Aim: Copy each line of the data below exactly, leaving out pictures.

Excerpt from a dataset:
/---

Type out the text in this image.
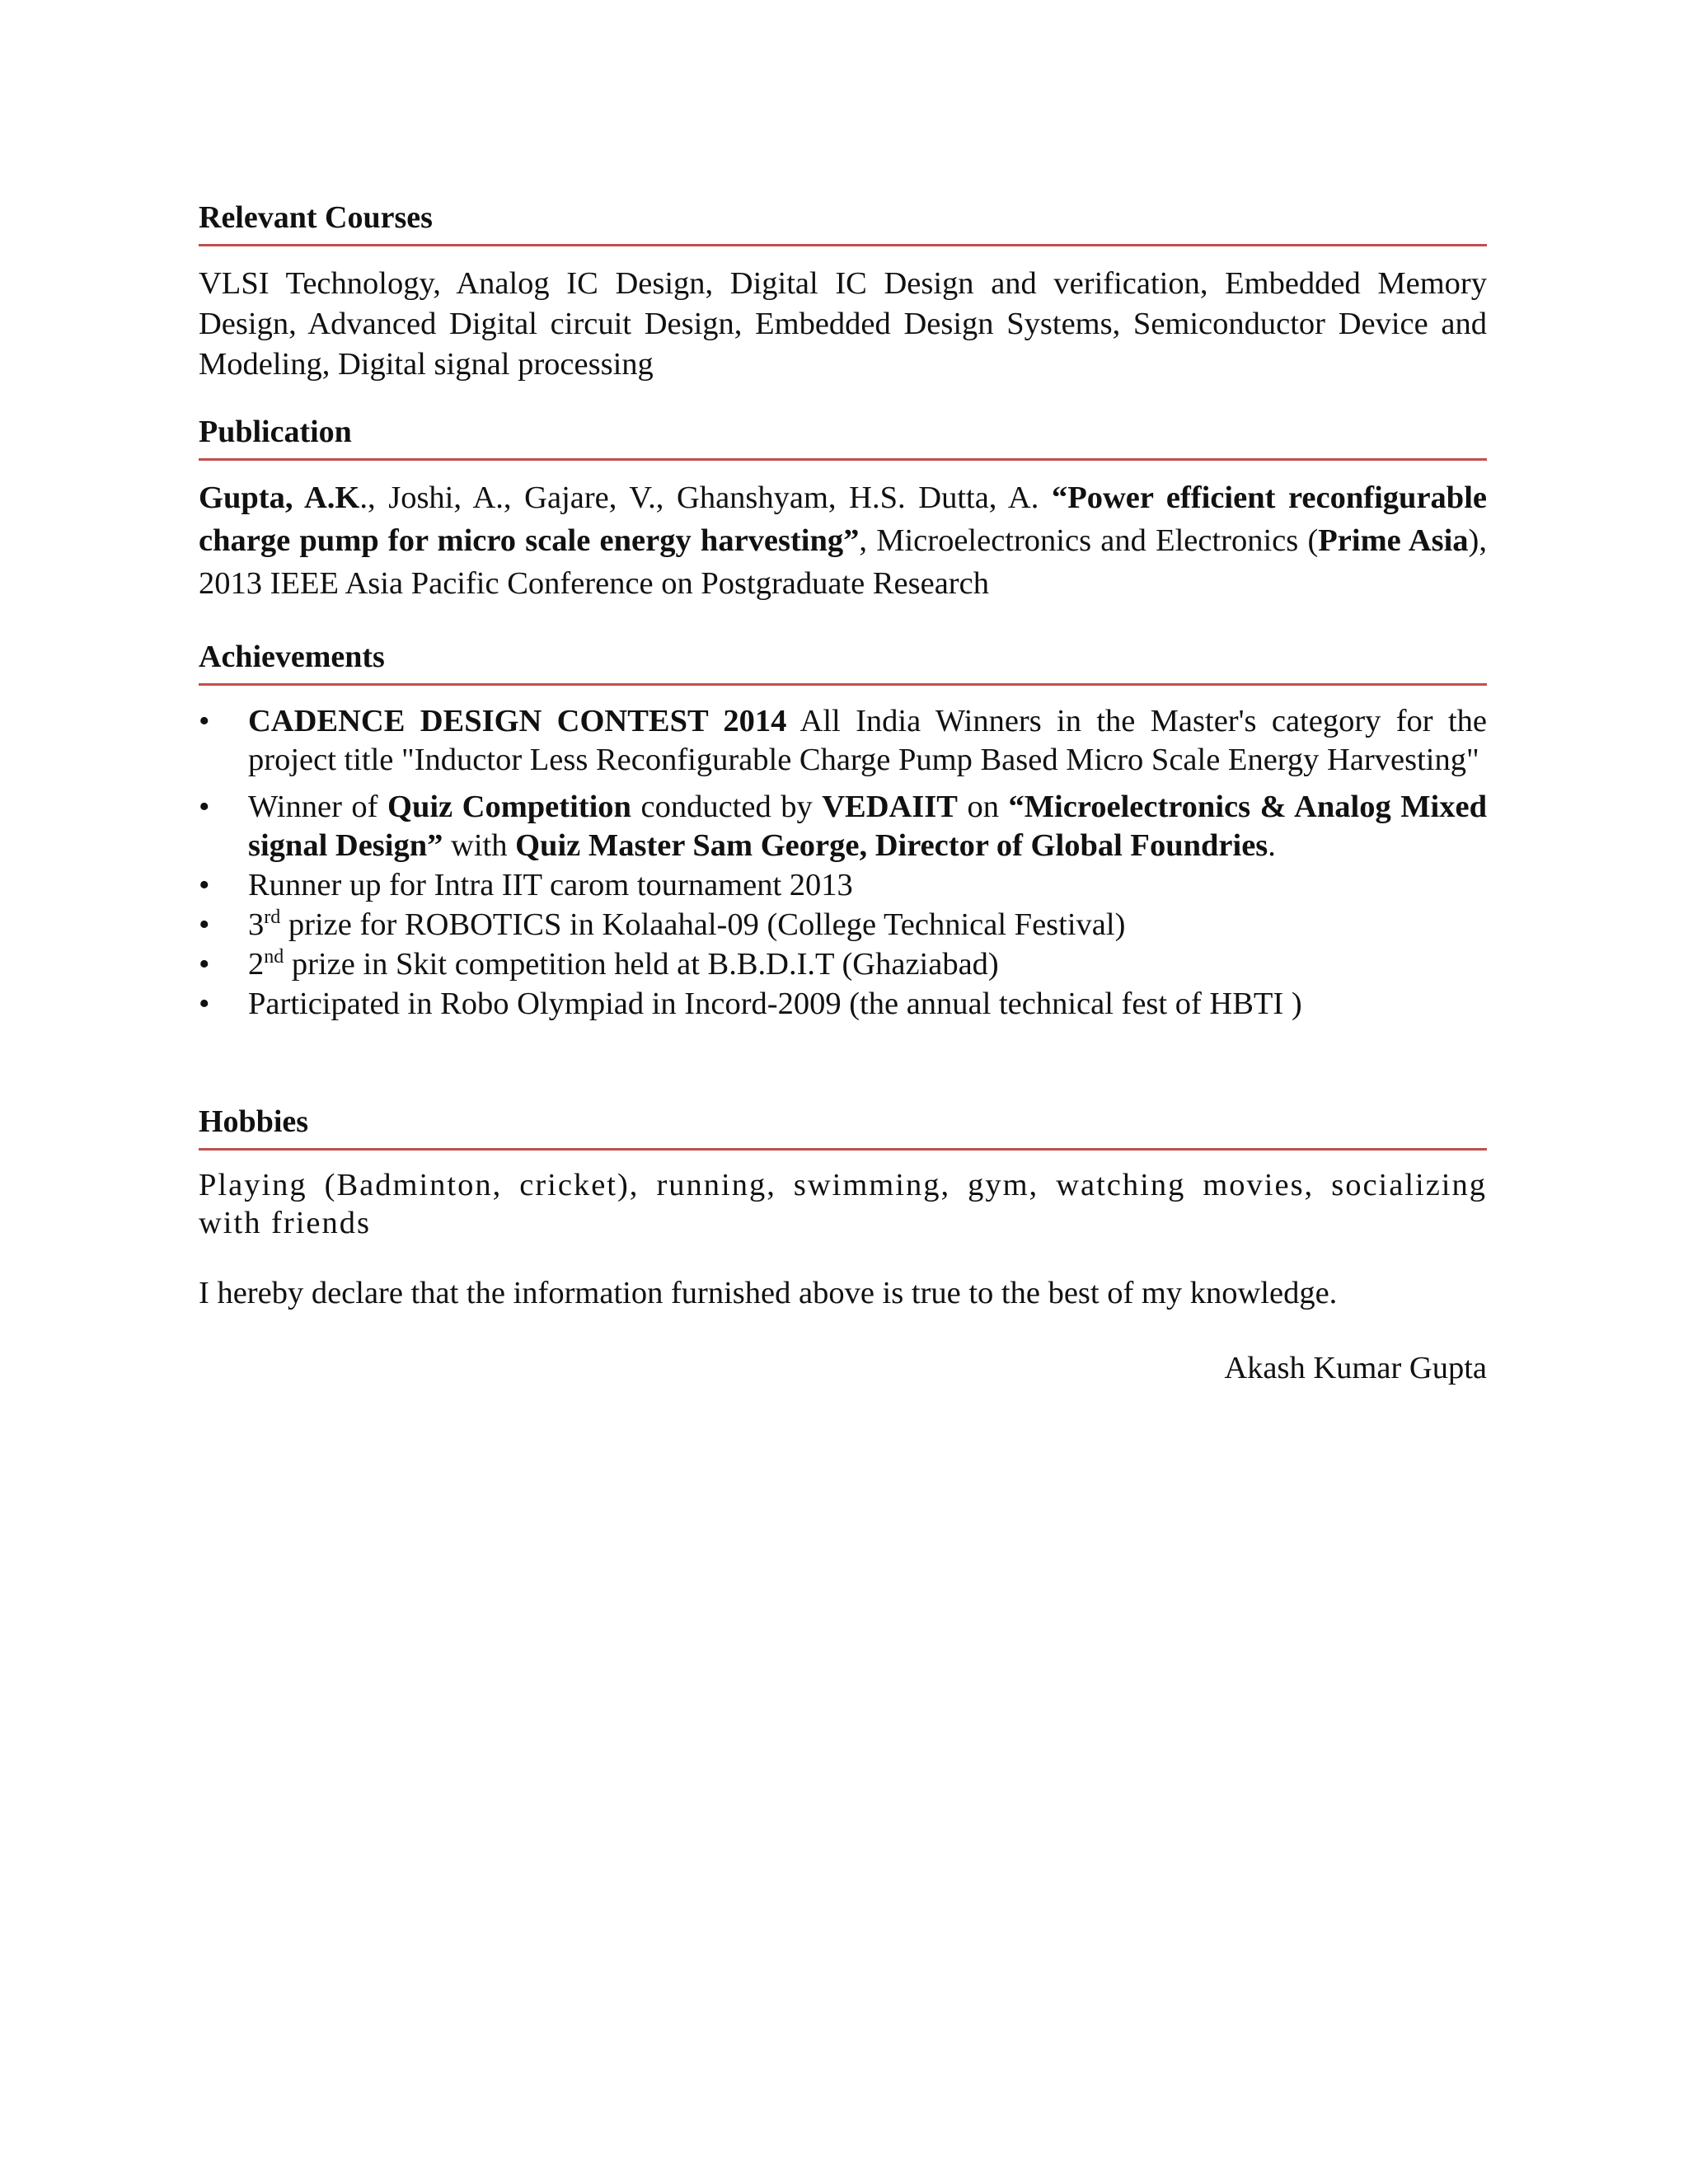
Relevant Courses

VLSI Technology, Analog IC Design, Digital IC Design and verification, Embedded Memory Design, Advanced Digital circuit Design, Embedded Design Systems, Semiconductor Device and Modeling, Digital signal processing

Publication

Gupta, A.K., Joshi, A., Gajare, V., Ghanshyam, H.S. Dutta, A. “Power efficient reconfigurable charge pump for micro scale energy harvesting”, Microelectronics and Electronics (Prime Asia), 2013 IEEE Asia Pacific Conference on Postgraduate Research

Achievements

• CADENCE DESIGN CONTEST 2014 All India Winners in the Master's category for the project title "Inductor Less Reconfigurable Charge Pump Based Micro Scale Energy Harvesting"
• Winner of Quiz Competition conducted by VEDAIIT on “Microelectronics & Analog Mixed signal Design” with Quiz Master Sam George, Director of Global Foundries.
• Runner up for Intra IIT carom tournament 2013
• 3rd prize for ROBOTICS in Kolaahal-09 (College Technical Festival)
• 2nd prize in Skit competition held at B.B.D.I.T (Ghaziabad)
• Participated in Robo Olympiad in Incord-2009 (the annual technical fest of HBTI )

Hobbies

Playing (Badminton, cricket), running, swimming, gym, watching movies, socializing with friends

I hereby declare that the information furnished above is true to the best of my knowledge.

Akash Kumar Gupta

\---

Result of the task:
Type out the text in this image.
Relevant Courses

VLSI Technology, Analog IC Design, Digital IC Design and verification, Embedded Memory Design, Advanced Digital circuit Design, Embedded Design Systems, Semiconductor Device and Modeling, Digital signal processing

Publication

Gupta, A.K., Joshi, A., Gajare, V., Ghanshyam, H.S. Dutta, A. “Power efficient reconfigurable charge pump for micro scale energy harvesting”, Microelectronics and Electronics (Prime Asia), 2013 IEEE Asia Pacific Conference on Postgraduate Research

Achievements

• CADENCE DESIGN CONTEST 2014 All India Winners in the Master's category for the project title "Inductor Less Reconfigurable Charge Pump Based Micro Scale Energy Harvesting"
• Winner of Quiz Competition conducted by VEDAIIT on “Microelectronics & Analog Mixed signal Design” with Quiz Master Sam George, Director of Global Foundries.
• Runner up for Intra IIT carom tournament 2013
• 3rd prize for ROBOTICS in Kolaahal-09 (College Technical Festival)
• 2nd prize in Skit competition held at B.B.D.I.T (Ghaziabad)
• Participated in Robo Olympiad in Incord-2009 (the annual technical fest of HBTI )

Hobbies

Playing (Badminton, cricket), running, swimming, gym, watching movies, socializing with friends

I hereby declare that the information furnished above is true to the best of my knowledge.

Akash Kumar Gupta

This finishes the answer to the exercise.